-- Brano selezionato --

%%

Anche sui social media il successo odierno della Warren è visto come la raccolta dei frutti seminati dal Senatore del Vermont.

In un sondaggio Reuters/Ipsos del 10 giugno, dopo la conquista della nomination da parte della Clinton, 3/4 dei democratici interpellati ritengono che Sanders debba avere un ruolo chiave nell’elaborare le politiche del partito, e 2/3 pensano che dovrebbe essere Vice-Presidente.

Di sicuro i buoni risultati elettorali di Sanders e la sua fermezza – già a marzo era indicato come perdente e invitato a ritirarsi – lo motivano a imporre parte della sua agenda alla Convention di Philadelphia: le sue politiche, fin dove sarà possibile, in cambio dell’unità del Partito, spaccato in due.

E’ di questo che parleranno oggi (14/6/2016) Clinton e Sanders in un incontro privato: il Senatore vuole capire la piattaforma politica della Clinton: proiettata negli anni futuri, e non solo per vincere le elezioni di novembre. Il suo appoggio sarà decisivo per imbarcare fra i democratici i milioni di indipendenti che non sono convinti dall’ex Segretario di Stato, e potrebbero preferirle Donald Trump; oppure votare per un terzo incomodo, come i Verdi di Jill Stein o i Libertari di Gary Johnson: in un sondaggio Nbc del 7 giugno, i due partiti totalizzerebbero più del 13%.

In California il 25% della base elettorale di Sanders, indipendenti compresi, non voterebbe per la Clinton, come riporta il Los Angeles Times. Tuttavia un recente sondaggio della Reuters/Ipsos indica l’ex Segretario di Stato avanti di 11%, a livello nazionale, sul candidato Repubblicano.

Comunque, l’endosement di Sanders per la Clinton dovrebbe arrivare, presto o tardi; il Senatore ha promesso che farà di tutto per tenere Trump lontano dalla Casa Bianca.

Sanders per una vera riforma del Partito Democratico

La seconda ragione per cui Sanders non ha ancora concesso alla Clinton, è la sua promessa di evidenziare alla Convention di Philadelphia i problemi strutturali del Partito Democratico. Il bersaglio grosso sarà Debbie Wasserman Schultz, Presidente del DNC, la quale ha fatto una guerra frontale al Senatore del Vermont: a partire dal rifiuto di cedergli le liste degli elettori democratici, all’organizzazione di pochi dibattiti televisivi, al finanziamento semi-nascosto alla campagna della Clinton; uno sbilanciamento in favore di uno dei due candidati che ha certamente influito sulla gara elettorale. Sanders ha già offerto il suo appoggio a Tim Canova, lo sfidante della Schultz per la guida al DNC.

%%

-- Record del dataset --
%%

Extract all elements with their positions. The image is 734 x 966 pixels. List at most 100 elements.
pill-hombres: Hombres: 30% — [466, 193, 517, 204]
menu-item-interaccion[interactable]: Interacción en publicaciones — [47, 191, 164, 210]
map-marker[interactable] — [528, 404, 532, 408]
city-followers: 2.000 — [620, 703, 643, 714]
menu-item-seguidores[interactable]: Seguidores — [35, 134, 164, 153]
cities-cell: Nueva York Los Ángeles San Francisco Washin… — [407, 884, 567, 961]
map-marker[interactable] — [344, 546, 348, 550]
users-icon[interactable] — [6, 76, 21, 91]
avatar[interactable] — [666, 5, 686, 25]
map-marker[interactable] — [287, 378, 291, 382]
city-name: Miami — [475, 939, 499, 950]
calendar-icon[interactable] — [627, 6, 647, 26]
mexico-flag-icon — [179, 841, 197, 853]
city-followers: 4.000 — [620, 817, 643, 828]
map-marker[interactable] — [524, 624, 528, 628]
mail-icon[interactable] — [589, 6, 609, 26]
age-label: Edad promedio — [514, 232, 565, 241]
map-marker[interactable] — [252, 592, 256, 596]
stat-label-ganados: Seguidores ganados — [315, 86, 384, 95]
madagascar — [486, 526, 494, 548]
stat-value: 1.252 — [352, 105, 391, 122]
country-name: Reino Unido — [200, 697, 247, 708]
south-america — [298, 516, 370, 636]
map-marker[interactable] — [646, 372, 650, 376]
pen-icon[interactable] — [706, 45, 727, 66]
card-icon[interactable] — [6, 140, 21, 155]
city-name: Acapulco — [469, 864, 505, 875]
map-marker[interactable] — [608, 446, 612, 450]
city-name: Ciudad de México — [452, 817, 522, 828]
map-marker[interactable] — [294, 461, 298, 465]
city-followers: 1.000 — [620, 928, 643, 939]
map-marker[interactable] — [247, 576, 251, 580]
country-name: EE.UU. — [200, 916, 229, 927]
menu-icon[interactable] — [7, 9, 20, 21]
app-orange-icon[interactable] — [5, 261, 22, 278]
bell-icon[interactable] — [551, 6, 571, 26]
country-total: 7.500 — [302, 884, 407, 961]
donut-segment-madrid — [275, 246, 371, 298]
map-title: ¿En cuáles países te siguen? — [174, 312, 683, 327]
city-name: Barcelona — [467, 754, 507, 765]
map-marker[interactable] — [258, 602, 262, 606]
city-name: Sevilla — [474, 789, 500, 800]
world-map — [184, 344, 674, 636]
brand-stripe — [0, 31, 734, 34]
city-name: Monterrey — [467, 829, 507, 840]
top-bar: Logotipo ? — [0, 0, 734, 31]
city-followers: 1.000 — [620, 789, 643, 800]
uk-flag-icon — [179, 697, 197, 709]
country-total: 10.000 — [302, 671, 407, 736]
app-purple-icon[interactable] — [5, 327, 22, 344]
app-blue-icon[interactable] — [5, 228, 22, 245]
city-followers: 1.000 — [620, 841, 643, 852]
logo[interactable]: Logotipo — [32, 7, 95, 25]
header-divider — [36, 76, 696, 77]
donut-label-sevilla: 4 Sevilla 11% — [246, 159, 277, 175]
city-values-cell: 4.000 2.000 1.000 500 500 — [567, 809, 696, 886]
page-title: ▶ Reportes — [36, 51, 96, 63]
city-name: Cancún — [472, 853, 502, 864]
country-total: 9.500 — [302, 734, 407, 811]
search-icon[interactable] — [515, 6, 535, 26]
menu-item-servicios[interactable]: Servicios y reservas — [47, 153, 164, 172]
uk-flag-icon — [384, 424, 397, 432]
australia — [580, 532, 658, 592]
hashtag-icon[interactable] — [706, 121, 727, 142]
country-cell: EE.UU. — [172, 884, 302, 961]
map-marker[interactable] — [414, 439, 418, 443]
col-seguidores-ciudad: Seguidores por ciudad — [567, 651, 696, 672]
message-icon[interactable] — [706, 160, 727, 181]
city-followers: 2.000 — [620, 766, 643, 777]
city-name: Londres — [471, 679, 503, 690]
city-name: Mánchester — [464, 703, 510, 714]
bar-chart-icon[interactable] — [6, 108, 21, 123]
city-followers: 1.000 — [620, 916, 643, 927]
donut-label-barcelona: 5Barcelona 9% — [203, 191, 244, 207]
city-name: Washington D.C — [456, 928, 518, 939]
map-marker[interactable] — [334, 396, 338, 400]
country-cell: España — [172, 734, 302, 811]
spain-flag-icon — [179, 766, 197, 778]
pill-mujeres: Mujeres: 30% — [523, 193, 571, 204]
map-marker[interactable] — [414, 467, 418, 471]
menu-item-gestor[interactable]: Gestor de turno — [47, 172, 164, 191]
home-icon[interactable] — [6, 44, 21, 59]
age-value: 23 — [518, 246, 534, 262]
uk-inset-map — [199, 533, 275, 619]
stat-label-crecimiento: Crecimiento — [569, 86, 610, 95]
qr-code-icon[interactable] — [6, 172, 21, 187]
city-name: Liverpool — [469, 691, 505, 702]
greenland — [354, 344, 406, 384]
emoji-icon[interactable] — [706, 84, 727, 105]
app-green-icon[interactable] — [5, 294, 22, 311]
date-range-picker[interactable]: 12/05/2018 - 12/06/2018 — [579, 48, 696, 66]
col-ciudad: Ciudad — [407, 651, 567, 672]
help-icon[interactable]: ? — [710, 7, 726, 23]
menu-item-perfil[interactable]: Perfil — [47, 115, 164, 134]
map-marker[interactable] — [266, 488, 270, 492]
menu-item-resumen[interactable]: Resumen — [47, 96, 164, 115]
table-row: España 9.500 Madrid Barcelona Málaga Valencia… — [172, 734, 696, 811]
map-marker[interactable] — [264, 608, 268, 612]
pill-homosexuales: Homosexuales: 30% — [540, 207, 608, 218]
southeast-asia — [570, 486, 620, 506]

%%

-- Consegne dell'esercizio --
A: Traduca in inglese questa frase del brano su Sanders e Clinton: «In un sondaggio Reuters/Ipsos del 10 giugno, dopo la conquista della nomination da parte della Clinton, 3/4 dei democratici interpellati ritengono che Sanders debba avere un ruolo chiave nell’elaborare le politiche del partito, e 2/3 pensano che dovrebbe essere Vice-Presidente.»
B: Per ciascuna affermazione indichi se concorda con il brano su Sanders e Clinton, rispondendo sì o no e citando le parole decisive del testo: (i) secondo un sondaggio Nbc del 7 giugno, i Verdi e i Libertari insieme supererebbero il 13%; (ii) in California il 40% della base elettorale di Sanders non voterebbe per la Clinton; (iii) Sanders ha offerto il suo appoggio a Debbie Wasserman Schultz.
C: Prosegua il brano su Sanders e Clinton dopo la sua ultima frase.
I record non hanno alcun legame con il brano.

-- Risposte alle consegne --
A: In a Reuters/Ipsos poll of June 10, after Clinton secured the nomination, 3/4 of the Democrats surveyed believe that Sanders should have a key role in shaping the party's policies, and 2/3 think he should be Vice President.

B:
(i) Sì: «in un sondaggio Nbc del 7 giugno, i due partiti totalizzerebbero più del 13%».
(ii) No: «In California il 25% della base elettorale di Sanders, indipendenti compresi, non voterebbe per la Clinton».
(iii) No: «Sanders ha già offerto il suo appoggio a Tim Canova, lo sfidante della Schultz per la guida al DNC».

C:
Un altro punto critico è la cecità di fronte ai casi di grave soppressione di voto registrati nelle Primarie dell’Arizona, nello Stato di New York e a Porto Rico, per citare i casi più eclatanti: Sanders li ha denunciati vigorosamente, nel quasi totale silenzio del DNC. Sospetti di “magheggi” sono emersi anche in Kentucky, Massachusetts, Illinois. E la gestione delle Primarie in Iowa e Nevada ha destato molte perplessità.

In California si erano registrate oltre 17 milioni di persone per il voto, la maggioranza delle quali aveva intenzione di scegliere tra i candidati democratici, essendo la corsa tra i Repubblicani decisa da tempo. Ufficialmente, se ne sono presentate meno del 40%; ma, come ha documentato il Los Angeles Times, sono emersi casi di registri elettorali scomparsi, schede esaurite prima del tempo, macchine elettorali guaste: un caos, come titola l’articolo.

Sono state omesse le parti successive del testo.